Problem
Scan the lines below and report each one containing "hafva" by copying it.

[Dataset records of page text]
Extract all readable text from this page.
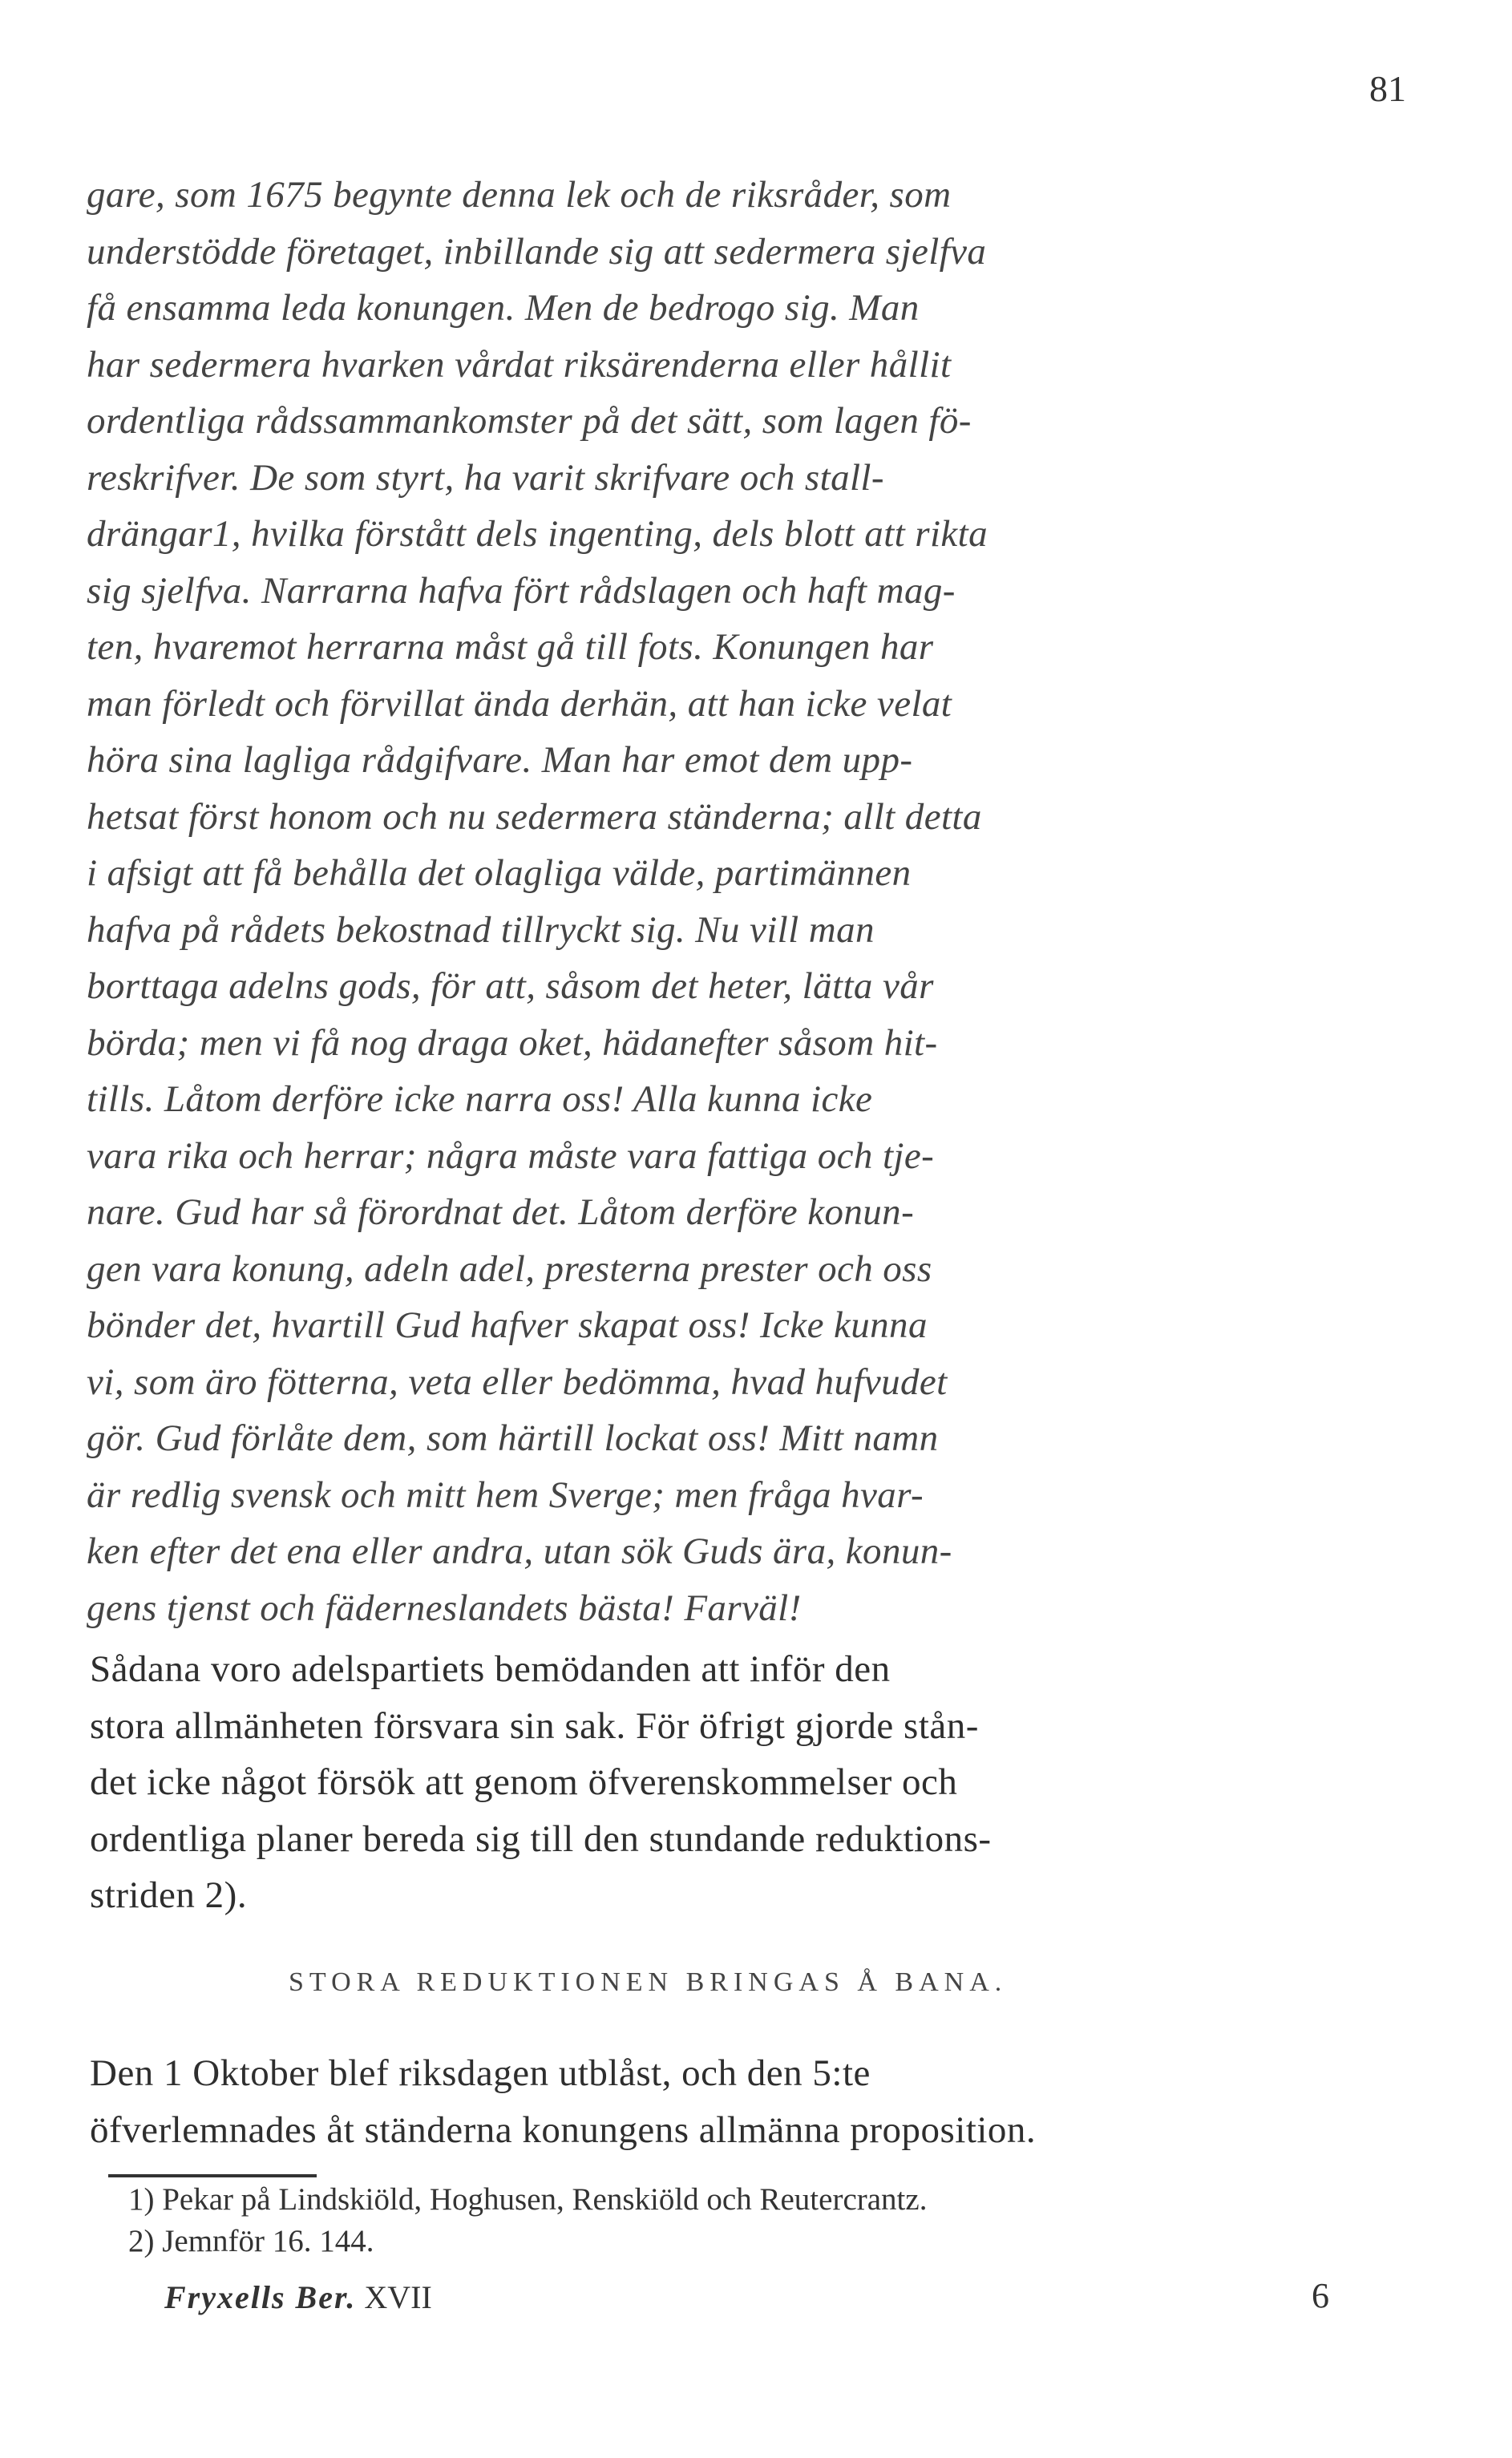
81
gare, som 1675 begynte denna lek och de riksråder, som
understödde företaget, inbillande sig att sedermera sjelfva
få ensamma leda konungen. Men de bedrogo sig. Man
har sedermera hvarken vårdat riksärenderna eller hållit
ordentliga rådssammankomster på det sätt, som lagen fö-
reskrifver. De som styrt, ha varit skrifvare och stall-
drängar1, hvilka förstått dels ingenting, dels blott att rikta
sig sjelfva. Narrarna hafva fört rådslagen och haft mag-
ten, hvaremot herrarna måst gå till fots. Konungen har
man förledt och förvillat ända derhän, att han icke velat
höra sina lagliga rådgifvare. Man har emot dem upp-
hetsat först honom och nu sedermera ständerna; allt detta
i afsigt att få behålla det olagliga välde, partimännen
hafva på rådets bekostnad tillryckt sig. Nu vill man
borttaga adelns gods, för att, såsom det heter, lätta vår
börda; men vi få nog draga oket, hädanefter såsom hit-
tills. Låtom derföre icke narra oss! Alla kunna icke
vara rika och herrar; några måste vara fattiga och tje-
nare. Gud har så förordnat det. Låtom derföre konun-
gen vara konung, adeln adel, presterna prester och oss
bönder det, hvartill Gud hafver skapat oss! Icke kunna
vi, som äro fötterna, veta eller bedömma, hvad hufvudet
gör. Gud förlåte dem, som härtill lockat oss! Mitt namn
är redlig svensk och mitt hem Sverge; men fråga hvar-
ken efter det ena eller andra, utan sök Guds ära, konun-
gens tjenst och fäderneslandets bästa! Farväl!
Sådana voro adelspartiets bemödanden att inför den
stora allmänheten försvara sin sak. För öfrigt gjorde stån-
det icke något försök att genom öfverenskommelser och
ordentliga planer bereda sig till den stundande reduktions-
striden 2).
STORA REDUKTIONEN BRINGAS Å BANA.
Den 1 Oktober blef riksdagen utblåst, och den 5:te
öfverlemnades åt ständerna konungens allmänna proposition.
1) Pekar på Lindskiöld, Hoghusen, Renskiöld och Reutercrantz.
2) Jemnför 16. 144.
Fryxells Ber. XVII	6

Output of the exercise
sig sjelfva. Narrarna hafva fört rådslagen och haft mag-
hafva på rådets bekostnad tillryckt sig. Nu vill man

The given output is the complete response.